## Aim of the exercise
Below are records; work out how many of their lines hold the string "title" and give that number alone.

## Excerpted records
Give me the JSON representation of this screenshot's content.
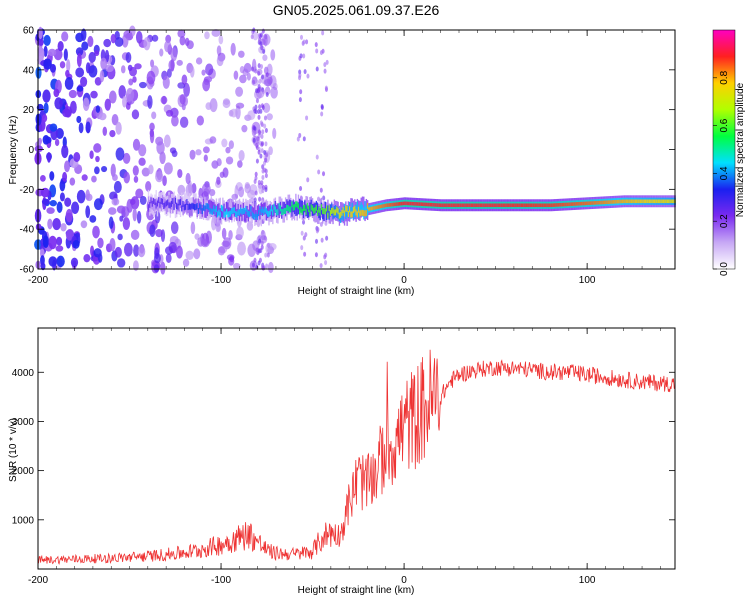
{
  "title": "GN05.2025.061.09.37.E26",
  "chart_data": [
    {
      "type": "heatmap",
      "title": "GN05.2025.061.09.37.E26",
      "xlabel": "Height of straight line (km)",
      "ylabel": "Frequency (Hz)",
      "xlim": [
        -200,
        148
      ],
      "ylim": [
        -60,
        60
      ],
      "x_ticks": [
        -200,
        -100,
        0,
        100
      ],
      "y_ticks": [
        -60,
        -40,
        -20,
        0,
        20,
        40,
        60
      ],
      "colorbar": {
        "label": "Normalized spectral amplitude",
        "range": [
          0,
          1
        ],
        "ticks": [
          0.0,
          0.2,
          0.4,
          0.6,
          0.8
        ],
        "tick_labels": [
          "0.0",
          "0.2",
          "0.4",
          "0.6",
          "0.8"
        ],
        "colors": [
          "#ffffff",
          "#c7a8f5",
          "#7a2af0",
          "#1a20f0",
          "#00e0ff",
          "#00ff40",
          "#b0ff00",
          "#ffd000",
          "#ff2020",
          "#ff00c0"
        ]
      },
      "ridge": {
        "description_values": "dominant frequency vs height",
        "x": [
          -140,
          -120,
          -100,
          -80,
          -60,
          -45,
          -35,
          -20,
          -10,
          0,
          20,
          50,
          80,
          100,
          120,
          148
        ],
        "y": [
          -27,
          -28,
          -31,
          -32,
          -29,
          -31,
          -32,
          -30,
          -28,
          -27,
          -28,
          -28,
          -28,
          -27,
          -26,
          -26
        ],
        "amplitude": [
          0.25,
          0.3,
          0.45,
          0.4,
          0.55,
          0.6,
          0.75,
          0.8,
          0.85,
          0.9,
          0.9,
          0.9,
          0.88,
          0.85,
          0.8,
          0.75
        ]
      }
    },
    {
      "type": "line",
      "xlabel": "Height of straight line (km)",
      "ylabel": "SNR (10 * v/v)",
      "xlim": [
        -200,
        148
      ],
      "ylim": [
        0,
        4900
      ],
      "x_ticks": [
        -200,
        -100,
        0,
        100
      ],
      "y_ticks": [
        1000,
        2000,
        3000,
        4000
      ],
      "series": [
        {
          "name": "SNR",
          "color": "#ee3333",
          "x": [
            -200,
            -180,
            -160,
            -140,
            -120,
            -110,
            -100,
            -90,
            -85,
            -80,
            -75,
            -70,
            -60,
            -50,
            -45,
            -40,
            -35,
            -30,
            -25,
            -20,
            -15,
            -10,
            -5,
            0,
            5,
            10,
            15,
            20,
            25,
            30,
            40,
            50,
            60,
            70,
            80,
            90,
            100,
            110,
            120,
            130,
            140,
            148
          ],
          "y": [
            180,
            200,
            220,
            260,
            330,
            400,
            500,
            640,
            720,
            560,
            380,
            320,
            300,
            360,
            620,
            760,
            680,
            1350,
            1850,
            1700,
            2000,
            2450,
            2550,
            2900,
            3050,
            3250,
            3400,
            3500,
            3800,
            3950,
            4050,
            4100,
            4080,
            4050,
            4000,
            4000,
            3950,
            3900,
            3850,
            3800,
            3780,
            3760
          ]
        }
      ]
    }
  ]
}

## Answer in full
2